GIVEN EXERCISE:
What follows is a listing. Return every line of it exactly.

## BEGIN RECORD EXCERPTS

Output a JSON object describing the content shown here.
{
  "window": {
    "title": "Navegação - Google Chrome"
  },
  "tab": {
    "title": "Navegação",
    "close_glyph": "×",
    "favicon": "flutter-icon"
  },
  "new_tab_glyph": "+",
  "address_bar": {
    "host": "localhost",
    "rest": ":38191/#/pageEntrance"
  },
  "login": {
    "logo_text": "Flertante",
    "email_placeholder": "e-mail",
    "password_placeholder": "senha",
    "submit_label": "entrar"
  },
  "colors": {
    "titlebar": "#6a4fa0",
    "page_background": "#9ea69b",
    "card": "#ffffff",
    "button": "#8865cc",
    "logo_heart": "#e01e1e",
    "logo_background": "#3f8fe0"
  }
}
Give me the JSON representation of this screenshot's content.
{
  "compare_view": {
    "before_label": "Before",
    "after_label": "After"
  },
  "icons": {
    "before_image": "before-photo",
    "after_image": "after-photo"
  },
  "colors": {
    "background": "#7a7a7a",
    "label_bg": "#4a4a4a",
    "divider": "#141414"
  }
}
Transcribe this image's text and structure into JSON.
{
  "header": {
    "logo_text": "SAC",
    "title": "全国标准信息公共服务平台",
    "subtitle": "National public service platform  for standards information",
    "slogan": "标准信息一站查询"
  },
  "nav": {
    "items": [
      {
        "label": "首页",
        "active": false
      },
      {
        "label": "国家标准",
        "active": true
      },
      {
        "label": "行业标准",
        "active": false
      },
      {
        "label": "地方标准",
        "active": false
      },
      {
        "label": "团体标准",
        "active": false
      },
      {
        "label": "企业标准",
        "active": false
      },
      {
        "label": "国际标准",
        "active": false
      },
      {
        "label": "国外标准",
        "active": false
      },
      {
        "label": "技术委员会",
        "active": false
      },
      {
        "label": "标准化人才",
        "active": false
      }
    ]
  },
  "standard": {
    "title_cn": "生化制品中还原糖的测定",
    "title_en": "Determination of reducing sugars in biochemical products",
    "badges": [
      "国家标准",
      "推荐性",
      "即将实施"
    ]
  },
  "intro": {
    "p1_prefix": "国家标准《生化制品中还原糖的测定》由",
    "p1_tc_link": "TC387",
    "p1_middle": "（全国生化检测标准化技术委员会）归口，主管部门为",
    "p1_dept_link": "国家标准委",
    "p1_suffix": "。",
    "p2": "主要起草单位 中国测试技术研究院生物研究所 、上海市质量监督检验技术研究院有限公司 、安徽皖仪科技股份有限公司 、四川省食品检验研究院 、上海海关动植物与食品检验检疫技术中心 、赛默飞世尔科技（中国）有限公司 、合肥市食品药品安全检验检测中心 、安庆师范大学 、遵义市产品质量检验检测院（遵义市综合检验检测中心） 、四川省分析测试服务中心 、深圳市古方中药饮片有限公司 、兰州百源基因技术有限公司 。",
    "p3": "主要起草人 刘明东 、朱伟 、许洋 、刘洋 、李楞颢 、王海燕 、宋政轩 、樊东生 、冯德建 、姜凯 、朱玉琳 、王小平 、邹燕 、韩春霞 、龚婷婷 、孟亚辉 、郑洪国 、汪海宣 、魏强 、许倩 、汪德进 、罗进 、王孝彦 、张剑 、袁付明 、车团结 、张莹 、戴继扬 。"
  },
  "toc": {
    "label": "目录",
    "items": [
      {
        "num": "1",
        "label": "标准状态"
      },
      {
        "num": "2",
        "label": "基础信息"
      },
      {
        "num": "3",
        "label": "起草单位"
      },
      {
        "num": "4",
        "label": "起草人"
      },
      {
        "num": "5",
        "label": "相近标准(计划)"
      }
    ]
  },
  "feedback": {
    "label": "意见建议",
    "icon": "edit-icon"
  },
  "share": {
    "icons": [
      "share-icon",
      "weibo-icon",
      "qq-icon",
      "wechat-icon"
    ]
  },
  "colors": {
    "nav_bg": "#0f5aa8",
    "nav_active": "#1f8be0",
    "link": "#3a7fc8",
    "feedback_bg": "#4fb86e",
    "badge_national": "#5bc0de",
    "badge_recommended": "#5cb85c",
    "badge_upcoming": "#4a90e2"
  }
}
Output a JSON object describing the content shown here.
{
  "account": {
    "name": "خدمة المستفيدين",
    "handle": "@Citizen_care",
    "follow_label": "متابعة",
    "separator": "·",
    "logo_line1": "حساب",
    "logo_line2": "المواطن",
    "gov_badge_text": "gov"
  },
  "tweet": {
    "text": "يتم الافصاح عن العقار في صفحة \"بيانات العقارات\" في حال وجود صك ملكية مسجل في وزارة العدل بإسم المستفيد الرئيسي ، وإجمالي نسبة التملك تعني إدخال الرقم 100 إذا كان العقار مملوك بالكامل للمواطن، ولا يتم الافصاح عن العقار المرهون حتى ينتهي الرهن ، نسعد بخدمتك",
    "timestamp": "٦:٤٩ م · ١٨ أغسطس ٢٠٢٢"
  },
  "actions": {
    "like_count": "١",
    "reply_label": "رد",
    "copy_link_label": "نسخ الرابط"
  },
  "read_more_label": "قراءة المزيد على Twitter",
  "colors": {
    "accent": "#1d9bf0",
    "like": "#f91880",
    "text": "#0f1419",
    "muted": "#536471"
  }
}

## END RECORD EXCERPTS

RESPONSE TO THIS EXERCISE:
Output a JSON object describing the content shown here.
{
  "window": {
    "title": "Navegação - Google Chrome"
  },
  "tab": {
    "title": "Navegação",
    "close_glyph": "×",
    "favicon": "flutter-icon"
  },
  "new_tab_glyph": "+",
  "address_bar": {
    "host": "localhost",
    "rest": ":38191/#/pageEntrance"
  },
  "login": {
    "logo_text": "Flertante",
    "email_placeholder": "e-mail",
    "password_placeholder": "senha",
    "submit_label": "entrar"
  },
  "colors": {
    "titlebar": "#6a4fa0",
    "page_background": "#9ea69b",
    "card": "#ffffff",
    "button": "#8865cc",
    "logo_heart": "#e01e1e",
    "logo_background": "#3f8fe0"
  }
}
Give me the JSON representation of this screenshot's content.
{
  "compare_view": {
    "before_label": "Before",
    "after_label": "After"
  },
  "icons": {
    "before_image": "before-photo",
    "after_image": "after-photo"
  },
  "colors": {
    "background": "#7a7a7a",
    "label_bg": "#4a4a4a",
    "divider": "#141414"
  }
}
Transcribe this image's text and structure into JSON.
{
  "header": {
    "logo_text": "SAC",
    "title": "全国标准信息公共服务平台",
    "subtitle": "National public service platform  for standards information",
    "slogan": "标准信息一站查询"
  },
  "nav": {
    "items": [
      {
        "label": "首页",
        "active": false
      },
      {
        "label": "国家标准",
        "active": true
      },
      {
        "label": "行业标准",
        "active": false
      },
      {
        "label": "地方标准",
        "active": false
      },
      {
        "label": "团体标准",
        "active": false
      },
      {
        "label": "企业标准",
        "active": false
      },
      {
        "label": "国际标准",
        "active": false
      },
      {
        "label": "国外标准",
        "active": false
      },
      {
        "label": "技术委员会",
        "active": false
      },
      {
        "label": "标准化人才",
        "active": false
      }
    ]
  },
  "standard": {
    "title_cn": "生化制品中还原糖的测定",
    "title_en": "Determination of reducing sugars in biochemical products",
    "badges": [
      "国家标准",
      "推荐性",
      "即将实施"
    ]
  },
  "intro": {
    "p1_prefix": "国家标准《生化制品中还原糖的测定》由",
    "p1_tc_link": "TC387",
    "p1_middle": "（全国生化检测标准化技术委员会）归口，主管部门为",
    "p1_dept_link": "国家标准委",
    "p1_suffix": "。",
    "p2": "主要起草单位 中国测试技术研究院生物研究所 、上海市质量监督检验技术研究院有限公司 、安徽皖仪科技股份有限公司 、四川省食品检验研究院 、上海海关动植物与食品检验检疫技术中心 、赛默飞世尔科技（中国）有限公司 、合肥市食品药品安全检验检测中心 、安庆师范大学 、遵义市产品质量检验检测院（遵义市综合检验检测中心） 、四川省分析测试服务中心 、深圳市古方中药饮片有限公司 、兰州百源基因技术有限公司 。",
    "p3": "主要起草人 刘明东 、朱伟 、许洋 、刘洋 、李楞颢 、王海燕 、宋政轩 、樊东生 、冯德建 、姜凯 、朱玉琳 、王小平 、邹燕 、韩春霞 、龚婷婷 、孟亚辉 、郑洪国 、汪海宣 、魏强 、许倩 、汪德进 、罗进 、王孝彦 、张剑 、袁付明 、车团结 、张莹 、戴继扬 。"
  },
  "toc": {
    "label": "目录",
    "items": [
      {
        "num": "1",
        "label": "标准状态"
      },
      {
        "num": "2",
        "label": "基础信息"
      },
      {
        "num": "3",
        "label": "起草单位"
      },
      {
        "num": "4",
        "label": "起草人"
      },
      {
        "num": "5",
        "label": "相近标准(计划)"
      }
    ]
  },
  "feedback": {
    "label": "意见建议",
    "icon": "edit-icon"
  },
  "share": {
    "icons": [
      "share-icon",
      "weibo-icon",
      "qq-icon",
      "wechat-icon"
    ]
  },
  "colors": {
    "nav_bg": "#0f5aa8",
    "nav_active": "#1f8be0",
    "link": "#3a7fc8",
    "feedback_bg": "#4fb86e",
    "badge_national": "#5bc0de",
    "badge_recommended": "#5cb85c",
    "badge_upcoming": "#4a90e2"
  }
}
Output a JSON object describing the content shown here.
{
  "account": {
    "name": "خدمة المستفيدين",
    "handle": "@Citizen_care",
    "follow_label": "متابعة",
    "separator": "·",
    "logo_line1": "حساب",
    "logo_line2": "المواطن",
    "gov_badge_text": "gov"
  },
  "tweet": {
    "text": "يتم الافصاح عن العقار في صفحة \"بيانات العقارات\" في حال وجود صك ملكية مسجل في وزارة العدل بإسم المستفيد الرئيسي ، وإجمالي نسبة التملك تعني إدخال الرقم 100 إذا كان العقار مملوك بالكامل للمواطن، ولا يتم الافصاح عن العقار المرهون حتى ينتهي الرهن ، نسعد بخدمتك",
    "timestamp": "٦:٤٩ م · ١٨ أغسطس ٢٠٢٢"
  },
  "actions": {
    "like_count": "١",
    "reply_label": "رد",
    "copy_link_label": "نسخ الرابط"
  },
  "read_more_label": "قراءة المزيد على Twitter",
  "colors": {
    "accent": "#1d9bf0",
    "like": "#f91880",
    "text": "#0f1419",
    "muted": "#536471"
  }
}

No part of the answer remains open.